[Start]

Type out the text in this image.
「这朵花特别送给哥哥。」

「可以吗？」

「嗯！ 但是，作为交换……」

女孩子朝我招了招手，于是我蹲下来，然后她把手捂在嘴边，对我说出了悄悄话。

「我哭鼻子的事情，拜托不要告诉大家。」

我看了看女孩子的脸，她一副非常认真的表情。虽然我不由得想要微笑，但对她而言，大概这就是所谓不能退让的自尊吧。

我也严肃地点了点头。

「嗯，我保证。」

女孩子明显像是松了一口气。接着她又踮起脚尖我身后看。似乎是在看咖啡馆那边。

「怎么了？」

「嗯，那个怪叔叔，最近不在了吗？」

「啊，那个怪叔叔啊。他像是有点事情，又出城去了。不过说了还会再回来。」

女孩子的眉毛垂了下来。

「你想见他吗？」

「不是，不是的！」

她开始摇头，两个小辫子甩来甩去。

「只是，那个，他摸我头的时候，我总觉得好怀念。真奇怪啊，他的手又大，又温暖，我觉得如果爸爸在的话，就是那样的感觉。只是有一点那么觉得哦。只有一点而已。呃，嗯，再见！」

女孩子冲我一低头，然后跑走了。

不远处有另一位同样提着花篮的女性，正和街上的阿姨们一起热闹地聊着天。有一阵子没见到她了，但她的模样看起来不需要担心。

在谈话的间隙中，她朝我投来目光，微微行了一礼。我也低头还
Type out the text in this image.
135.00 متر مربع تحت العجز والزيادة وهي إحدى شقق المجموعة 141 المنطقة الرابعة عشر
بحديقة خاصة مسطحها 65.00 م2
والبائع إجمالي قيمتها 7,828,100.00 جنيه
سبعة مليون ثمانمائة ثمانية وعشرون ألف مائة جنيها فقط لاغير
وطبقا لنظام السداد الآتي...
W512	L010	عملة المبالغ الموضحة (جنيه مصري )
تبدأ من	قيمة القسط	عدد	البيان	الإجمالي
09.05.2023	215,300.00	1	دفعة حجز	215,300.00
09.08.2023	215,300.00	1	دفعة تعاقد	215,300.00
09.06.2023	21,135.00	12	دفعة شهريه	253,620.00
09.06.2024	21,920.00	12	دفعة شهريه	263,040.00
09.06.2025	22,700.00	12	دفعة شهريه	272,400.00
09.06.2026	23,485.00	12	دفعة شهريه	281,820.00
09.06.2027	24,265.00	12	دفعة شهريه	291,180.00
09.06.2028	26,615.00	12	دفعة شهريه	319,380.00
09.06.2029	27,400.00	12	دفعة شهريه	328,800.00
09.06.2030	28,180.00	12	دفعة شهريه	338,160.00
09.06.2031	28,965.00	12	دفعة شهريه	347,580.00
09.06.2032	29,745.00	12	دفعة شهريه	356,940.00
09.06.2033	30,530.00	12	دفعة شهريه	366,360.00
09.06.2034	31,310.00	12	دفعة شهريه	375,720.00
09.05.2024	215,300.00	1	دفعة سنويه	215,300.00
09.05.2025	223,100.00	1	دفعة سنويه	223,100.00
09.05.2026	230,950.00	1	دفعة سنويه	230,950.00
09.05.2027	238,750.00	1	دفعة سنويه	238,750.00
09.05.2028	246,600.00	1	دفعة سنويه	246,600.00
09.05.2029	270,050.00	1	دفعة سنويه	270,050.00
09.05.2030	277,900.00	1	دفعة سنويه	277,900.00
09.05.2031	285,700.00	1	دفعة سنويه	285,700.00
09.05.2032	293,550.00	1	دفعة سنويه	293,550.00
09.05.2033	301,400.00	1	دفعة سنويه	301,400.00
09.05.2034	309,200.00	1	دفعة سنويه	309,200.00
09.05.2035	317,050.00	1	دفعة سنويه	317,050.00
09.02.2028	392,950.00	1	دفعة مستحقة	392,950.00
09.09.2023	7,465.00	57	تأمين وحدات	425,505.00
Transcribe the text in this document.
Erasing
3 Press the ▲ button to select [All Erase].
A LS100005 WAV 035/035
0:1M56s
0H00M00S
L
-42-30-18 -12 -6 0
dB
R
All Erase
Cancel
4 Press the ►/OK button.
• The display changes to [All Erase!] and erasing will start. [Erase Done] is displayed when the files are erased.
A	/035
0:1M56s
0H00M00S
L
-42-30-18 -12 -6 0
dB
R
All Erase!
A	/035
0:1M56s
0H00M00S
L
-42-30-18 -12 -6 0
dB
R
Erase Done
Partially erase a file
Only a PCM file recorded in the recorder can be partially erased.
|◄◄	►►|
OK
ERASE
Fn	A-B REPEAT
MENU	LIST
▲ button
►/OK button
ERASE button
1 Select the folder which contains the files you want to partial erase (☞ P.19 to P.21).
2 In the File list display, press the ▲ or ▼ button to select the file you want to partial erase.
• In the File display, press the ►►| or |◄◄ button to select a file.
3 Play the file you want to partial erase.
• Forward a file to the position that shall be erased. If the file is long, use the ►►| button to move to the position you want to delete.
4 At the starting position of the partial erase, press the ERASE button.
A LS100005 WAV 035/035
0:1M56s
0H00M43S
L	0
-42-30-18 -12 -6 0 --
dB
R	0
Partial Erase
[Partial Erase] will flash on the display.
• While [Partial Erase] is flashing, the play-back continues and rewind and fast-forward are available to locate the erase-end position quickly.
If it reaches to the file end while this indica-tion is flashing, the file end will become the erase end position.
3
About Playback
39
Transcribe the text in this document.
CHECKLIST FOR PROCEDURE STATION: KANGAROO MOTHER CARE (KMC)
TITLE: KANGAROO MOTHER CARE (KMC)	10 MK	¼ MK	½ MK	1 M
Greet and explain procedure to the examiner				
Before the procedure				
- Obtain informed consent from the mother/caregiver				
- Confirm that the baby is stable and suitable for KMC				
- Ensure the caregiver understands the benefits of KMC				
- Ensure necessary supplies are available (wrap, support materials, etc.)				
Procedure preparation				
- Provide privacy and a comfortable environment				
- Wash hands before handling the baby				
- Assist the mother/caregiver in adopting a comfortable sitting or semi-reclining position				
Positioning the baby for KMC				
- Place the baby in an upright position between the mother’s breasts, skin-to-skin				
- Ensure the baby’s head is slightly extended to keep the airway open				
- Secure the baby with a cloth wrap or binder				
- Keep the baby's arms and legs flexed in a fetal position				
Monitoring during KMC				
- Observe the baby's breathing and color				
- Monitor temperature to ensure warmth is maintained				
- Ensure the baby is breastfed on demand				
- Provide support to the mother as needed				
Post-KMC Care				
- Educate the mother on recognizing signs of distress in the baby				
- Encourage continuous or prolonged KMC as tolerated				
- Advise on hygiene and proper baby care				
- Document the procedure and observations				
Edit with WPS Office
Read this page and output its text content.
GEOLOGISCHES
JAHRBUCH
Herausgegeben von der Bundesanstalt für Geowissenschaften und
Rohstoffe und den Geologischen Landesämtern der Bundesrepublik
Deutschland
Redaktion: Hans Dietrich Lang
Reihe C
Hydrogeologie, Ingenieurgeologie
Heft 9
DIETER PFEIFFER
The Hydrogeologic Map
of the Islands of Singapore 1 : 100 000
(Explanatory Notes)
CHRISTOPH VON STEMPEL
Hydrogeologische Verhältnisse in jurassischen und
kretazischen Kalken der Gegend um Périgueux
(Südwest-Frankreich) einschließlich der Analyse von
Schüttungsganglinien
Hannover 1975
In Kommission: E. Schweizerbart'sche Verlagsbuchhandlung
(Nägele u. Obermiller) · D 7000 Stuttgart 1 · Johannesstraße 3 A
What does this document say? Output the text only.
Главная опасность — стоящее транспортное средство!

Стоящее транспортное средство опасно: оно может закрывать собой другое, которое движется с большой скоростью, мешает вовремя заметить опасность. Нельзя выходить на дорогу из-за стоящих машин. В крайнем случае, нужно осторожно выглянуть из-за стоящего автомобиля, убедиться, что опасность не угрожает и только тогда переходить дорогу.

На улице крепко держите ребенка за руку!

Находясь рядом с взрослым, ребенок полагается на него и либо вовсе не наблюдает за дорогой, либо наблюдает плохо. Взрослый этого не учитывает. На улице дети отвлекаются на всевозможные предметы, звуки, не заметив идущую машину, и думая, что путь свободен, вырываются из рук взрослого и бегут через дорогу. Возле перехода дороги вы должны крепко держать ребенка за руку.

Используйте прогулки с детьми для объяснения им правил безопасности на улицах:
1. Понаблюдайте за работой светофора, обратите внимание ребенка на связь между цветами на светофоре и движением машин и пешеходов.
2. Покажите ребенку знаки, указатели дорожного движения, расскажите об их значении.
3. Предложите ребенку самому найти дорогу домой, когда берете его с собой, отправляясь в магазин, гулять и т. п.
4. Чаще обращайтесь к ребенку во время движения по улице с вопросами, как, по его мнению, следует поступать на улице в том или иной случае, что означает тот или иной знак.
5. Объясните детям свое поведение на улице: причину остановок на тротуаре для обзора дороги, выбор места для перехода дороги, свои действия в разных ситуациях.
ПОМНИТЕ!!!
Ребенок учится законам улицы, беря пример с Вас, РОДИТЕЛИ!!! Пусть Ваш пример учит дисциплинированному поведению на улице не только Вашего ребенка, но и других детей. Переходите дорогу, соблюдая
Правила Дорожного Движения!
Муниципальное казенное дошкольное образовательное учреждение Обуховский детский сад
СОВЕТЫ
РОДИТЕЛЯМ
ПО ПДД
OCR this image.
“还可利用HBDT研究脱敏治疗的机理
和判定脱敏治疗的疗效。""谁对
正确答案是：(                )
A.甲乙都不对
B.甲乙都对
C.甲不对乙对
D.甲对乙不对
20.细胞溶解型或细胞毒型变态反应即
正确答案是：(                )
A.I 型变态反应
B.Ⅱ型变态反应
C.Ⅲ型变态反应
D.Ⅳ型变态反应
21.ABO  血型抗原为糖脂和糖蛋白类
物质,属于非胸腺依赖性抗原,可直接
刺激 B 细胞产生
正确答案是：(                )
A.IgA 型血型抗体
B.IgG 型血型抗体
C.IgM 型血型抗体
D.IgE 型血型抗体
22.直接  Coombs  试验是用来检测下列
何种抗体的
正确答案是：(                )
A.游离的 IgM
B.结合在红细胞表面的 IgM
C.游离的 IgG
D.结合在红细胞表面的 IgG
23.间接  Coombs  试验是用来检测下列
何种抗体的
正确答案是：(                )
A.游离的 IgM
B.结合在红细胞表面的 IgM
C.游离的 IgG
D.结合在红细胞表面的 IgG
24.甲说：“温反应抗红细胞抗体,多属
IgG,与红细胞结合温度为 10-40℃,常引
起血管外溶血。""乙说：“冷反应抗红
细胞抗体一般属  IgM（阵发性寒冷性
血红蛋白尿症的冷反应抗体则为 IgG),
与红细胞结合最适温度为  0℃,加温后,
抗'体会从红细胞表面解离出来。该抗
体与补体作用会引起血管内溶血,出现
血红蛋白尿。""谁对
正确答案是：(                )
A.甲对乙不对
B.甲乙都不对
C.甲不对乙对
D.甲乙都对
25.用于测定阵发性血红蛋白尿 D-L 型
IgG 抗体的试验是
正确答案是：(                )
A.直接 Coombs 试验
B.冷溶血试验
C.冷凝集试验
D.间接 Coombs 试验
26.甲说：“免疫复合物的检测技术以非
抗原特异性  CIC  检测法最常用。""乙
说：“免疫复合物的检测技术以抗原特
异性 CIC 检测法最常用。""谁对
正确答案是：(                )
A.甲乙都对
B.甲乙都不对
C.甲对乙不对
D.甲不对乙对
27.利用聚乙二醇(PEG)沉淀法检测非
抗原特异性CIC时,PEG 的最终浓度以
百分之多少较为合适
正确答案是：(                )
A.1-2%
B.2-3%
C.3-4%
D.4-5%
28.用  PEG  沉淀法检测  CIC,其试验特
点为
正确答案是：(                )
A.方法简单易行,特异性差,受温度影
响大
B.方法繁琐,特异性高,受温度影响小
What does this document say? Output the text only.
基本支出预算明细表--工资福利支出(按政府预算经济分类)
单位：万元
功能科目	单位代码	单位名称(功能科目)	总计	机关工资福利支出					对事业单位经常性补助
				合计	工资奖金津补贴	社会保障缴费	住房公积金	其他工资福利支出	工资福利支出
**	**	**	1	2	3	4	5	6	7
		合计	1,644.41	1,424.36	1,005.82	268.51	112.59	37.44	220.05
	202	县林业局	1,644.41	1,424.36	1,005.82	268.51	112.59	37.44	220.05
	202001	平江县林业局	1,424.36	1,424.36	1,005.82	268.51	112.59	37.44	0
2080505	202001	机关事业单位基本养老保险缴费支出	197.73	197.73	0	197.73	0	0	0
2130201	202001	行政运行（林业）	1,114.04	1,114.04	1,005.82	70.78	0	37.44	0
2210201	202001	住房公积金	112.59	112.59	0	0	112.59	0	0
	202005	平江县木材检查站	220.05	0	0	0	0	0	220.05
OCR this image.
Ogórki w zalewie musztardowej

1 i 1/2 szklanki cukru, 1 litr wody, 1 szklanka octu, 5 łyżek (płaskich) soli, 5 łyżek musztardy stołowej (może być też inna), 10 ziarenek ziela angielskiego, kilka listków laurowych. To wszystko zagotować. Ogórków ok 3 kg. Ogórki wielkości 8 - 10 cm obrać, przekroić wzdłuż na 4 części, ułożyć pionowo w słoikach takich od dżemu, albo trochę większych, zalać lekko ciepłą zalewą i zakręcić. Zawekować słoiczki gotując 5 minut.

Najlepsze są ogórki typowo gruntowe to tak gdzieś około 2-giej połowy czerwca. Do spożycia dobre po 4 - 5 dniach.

[End]

> **Aim**: Copy out all lines above that include the string "крепко".

> **Complete response**:
На улице крепко держите ребенка за руку!
Находясь рядом с взрослым, ребенок полагается на него и либо вовсе не наблюдает за дорогой, либо наблюдает плохо. Взрослый этого не учитывает. На улице дети отвлекаются на всевозможные предметы, звуки, не заметив идущую машину, и думая, что путь свободен, вырываются из рук взрослого и бегут через дорогу. Возле перехода дороги вы должны крепко держать ребенка за руку.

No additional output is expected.